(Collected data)
= = =

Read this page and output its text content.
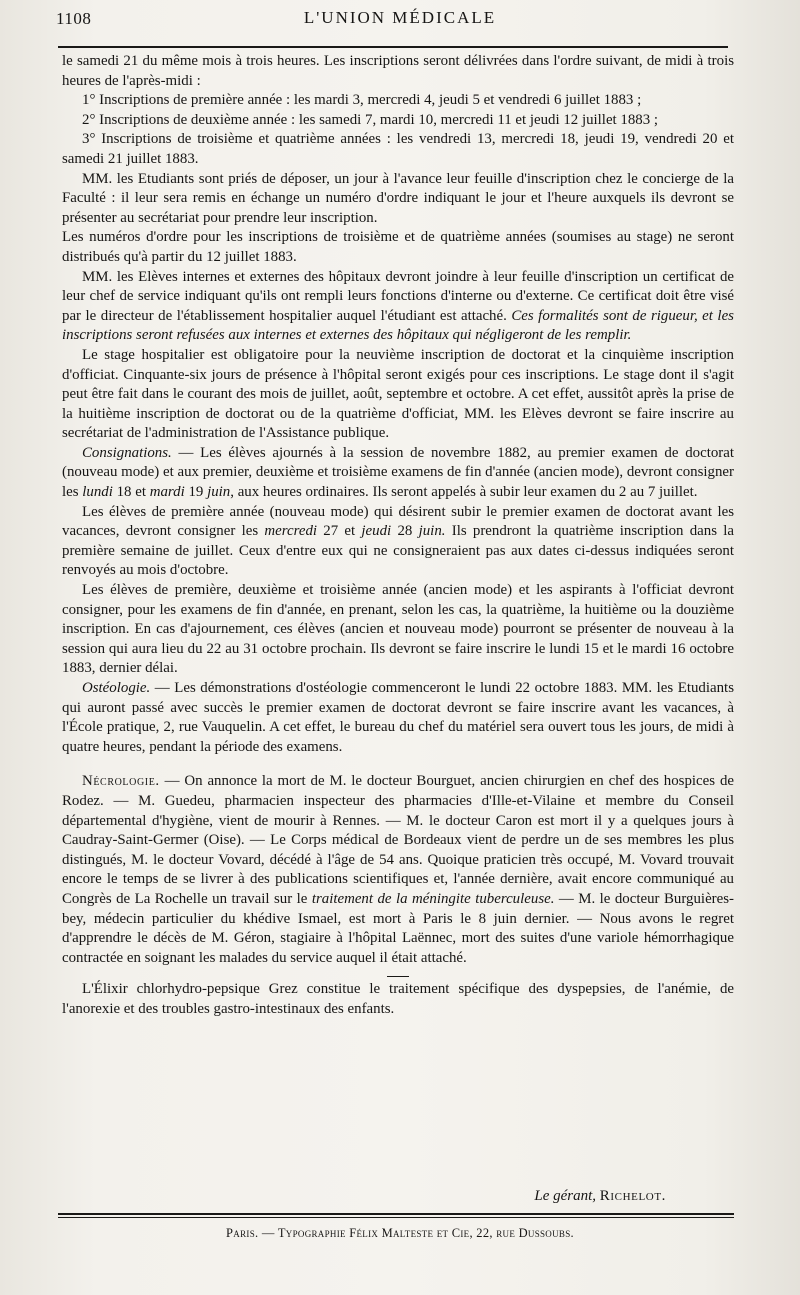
1108	L'UNION MÉDICALE

le samedi 21 du même mois à trois heures. Les inscriptions seront délivrées dans l'ordre suivant, de midi à trois heures de l'après-midi :

1° Inscriptions de première année : les mardi 3, mercredi 4, jeudi 5 et vendredi 6 juillet 1883 ;

2° Inscriptions de deuxième année : les samedi 7, mardi 10, mercredi 11 et jeudi 12 juillet 1883 ;

3° Inscriptions de troisième et quatrième années : les vendredi 13, mercredi 18, jeudi 19, vendredi 20 et samedi 21 juillet 1883.

MM. les Etudiants sont priés de déposer, un jour à l'avance leur feuille d'inscription chez le concierge de la Faculté : il leur sera remis en échange un numéro d'ordre indiquant le jour et l'heure auxquels ils devront se présenter au secrétariat pour prendre leur inscription.

Les numéros d'ordre pour les inscriptions de troisième et de quatrième années (soumises au stage) ne seront distribués qu'à partir du 12 juillet 1883.

MM. les Elèves internes et externes des hôpitaux devront joindre à leur feuille d'inscription un certificat de leur chef de service indiquant qu'ils ont rempli leurs fonctions d'interne ou d'externe. Ce certificat doit être visé par le directeur de l'établissement hospitalier auquel l'étudiant est attaché. Ces formalités sont de rigueur, et les inscriptions seront refusées aux internes et externes des hôpitaux qui négligeront de les remplir.

Le stage hospitalier est obligatoire pour la neuvième inscription de doctorat et la cinquième inscription d'officiat. Cinquante-six jours de présence à l'hôpital seront exigés pour ces inscriptions. Le stage dont il s'agit peut être fait dans le courant des mois de juillet, août, septembre et octobre. A cet effet, aussitôt après la prise de la huitième inscription de doctorat ou de la quatrième d'officiat, MM. les Elèves devront se faire inscrire au secrétariat de l'administration de l'Assistance publique.

Consignations. — Les élèves ajournés à la session de novembre 1882, au premier examen de doctorat (nouveau mode) et aux premier, deuxième et troisième examens de fin d'année (ancien mode), devront consigner les lundi 18 et mardi 19 juin, aux heures ordinaires. Ils seront appelés à subir leur examen du 2 au 7 juillet.

Les élèves de première année (nouveau mode) qui désirent subir le premier examen de doctorat avant les vacances, devront consigner les mercredi 27 et jeudi 28 juin. Ils prendront la quatrième inscription dans la première semaine de juillet. Ceux d'entre eux qui ne consigneraient pas aux dates ci-dessus indiquées seront renvoyés au mois d'octobre.

Les élèves de première, deuxième et troisième année (ancien mode) et les aspirants à l'officiat devront consigner, pour les examens de fin d'année, en prenant, selon les cas, la quatrième, la huitième ou la douzième inscription. En cas d'ajournement, ces élèves (ancien et nouveau mode) pourront se présenter de nouveau à la session qui aura lieu du 22 au 31 octobre prochain. Ils devront se faire inscrire le lundi 15 et le mardi 16 octobre 1883, dernier délai.

Ostéologie. — Les démonstrations d'ostéologie commenceront le lundi 22 octobre 1883. MM. les Etudiants qui auront passé avec succès le premier examen de doctorat devront se faire inscrire avant les vacances, à l'École pratique, 2, rue Vauquelin. A cet effet, le bureau du chef du matériel sera ouvert tous les jours, de midi à quatre heures, pendant la période des examens.

Nécrologie. — On annonce la mort de M. le docteur Bourguet, ancien chirurgien en chef des hospices de Rodez. — M. Guedeu, pharmacien inspecteur des pharmacies d'Ille-et-Vilaine et membre du Conseil départemental d'hygiène, vient de mourir à Rennes. — M. le docteur Caron est mort il y a quelques jours à Caudray-Saint-Germer (Oise). — Le Corps médical de Bordeaux vient de perdre un de ses membres les plus distingués, M. le docteur Vovard, décédé à l'âge de 54 ans. Quoique praticien très occupé, M. Vovard trouvait encore le temps de se livrer à des publications scientifiques et, l'année dernière, avait encore communiqué au Congrès de La Rochelle un travail sur le traitement de la méningite tuberculeuse. — M. le docteur Burguières-bey, médecin particulier du khédive Ismael, est mort à Paris le 8 juin dernier. — Nous avons le regret d'apprendre le décès de M. Géron, stagiaire à l'hôpital Laënnec, mort des suites d'une variole hémorrhagique contractée en soignant les malades du service auquel il était attaché.

L'Élixir chlorhydro-pepsique Grez constitue le traitement spécifique des dyspepsies, de l'anémie, de l'anorexie et des troubles gastro-intestinaux des enfants.

Le gérant, Richelot.
Paris. — Typographie Félix Malteste et Cie, 22, rue Dussoubs.
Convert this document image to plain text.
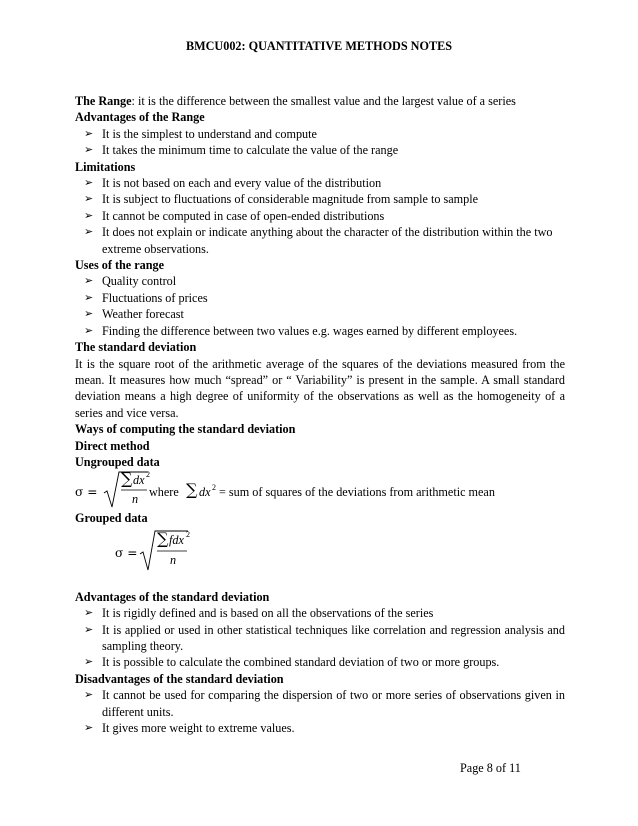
BMCU002: QUANTITATIVE METHODS NOTES

The Range: it is the difference between the smallest value and the largest value of a series

Advantages of the Range

➢ It is the simplest to understand and compute
➢ It takes the minimum time to calculate the value of the range

Limitations

➢ It is not based on each and every value of the distribution
➢ It is subject to fluctuations of considerable magnitude from sample to sample
➢ It cannot be computed in case of open-ended distributions
➢ It does not explain or indicate anything about the character of the distribution within the two extreme observations.

Uses of the range

➢ Quality control
➢ Fluctuations of prices
➢ Weather forecast
➢ Finding the difference between two values e.g. wages earned by different employees.

The standard deviation

It is the square root of the arithmetic average of the squares of the deviations measured from the mean. It measures how much “spread” or “ Variability” is present in the sample. A small standard deviation means a high degree of uniformity of the observations as well as the homogeneity of a series and vice versa.

Ways of computing the standard deviation

Direct method

Ungrouped data

σ =
∑ dx 2
n where ∑ dx 2 = sum of squares of the deviations from arithmetic mean

Grouped data

σ =
∑ fdx 2
n

Advantages of the standard deviation

➢ It is rigidly defined and is based on all the observations of the series
➢ It is applied or used in other statistical techniques like correlation and regression analysis and sampling theory.
➢ It is possible to calculate the combined standard deviation of two or more groups.

Disadvantages of the standard deviation

➢ It cannot be used for comparing the dispersion of two or more series of observations given in different units.
➢ It gives more weight to extreme values.
Page 8 of 11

= = =

→ **EXERCISE**: Write out the lines of the material from the one containing "Convert this document image to plain text." through the last, exactly and only those. Leave every picture out.

→ **ANSWER**:
Convert this document image to plain text.
BMCU002: QUANTITATIVE METHODS NOTES

The Range: it is the difference between the smallest value and the largest value of a series

Advantages of the Range

➢ It is the simplest to understand and compute
➢ It takes the minimum time to calculate the value of the range

Limitations

➢ It is not based on each and every value of the distribution
➢ It is subject to fluctuations of considerable magnitude from sample to sample
➢ It cannot be computed in case of open-ended distributions
➢ It does not explain or indicate anything about the character of the distribution within the two extreme observations.

Uses of the range

➢ Quality control
➢ Fluctuations of prices
➢ Weather forecast
➢ Finding the difference between two values e.g. wages earned by different employees.

The standard deviation

It is the square root of the arithmetic average of the squares of the deviations measured from the mean. It measures how much “spread” or “ Variability” is present in the sample. A small standard deviation means a high degree of uniformity of the observations as well as the homogeneity of a series and vice versa.

Ways of computing the standard deviation

Direct method

Ungrouped data

σ =
∑ dx 2
n where ∑ dx 2 = sum of squares of the deviations from arithmetic mean

Grouped data

σ =
∑ fdx 2
n

Advantages of the standard deviation

➢ It is rigidly defined and is based on all the observations of the series
➢ It is applied or used in other statistical techniques like correlation and regression analysis and sampling theory.
➢ It is possible to calculate the combined standard deviation of two or more groups.

Disadvantages of the standard deviation

➢ It cannot be used for comparing the dispersion of two or more series of observations given in different units.
➢ It gives more weight to extreme values.
Page 8 of 11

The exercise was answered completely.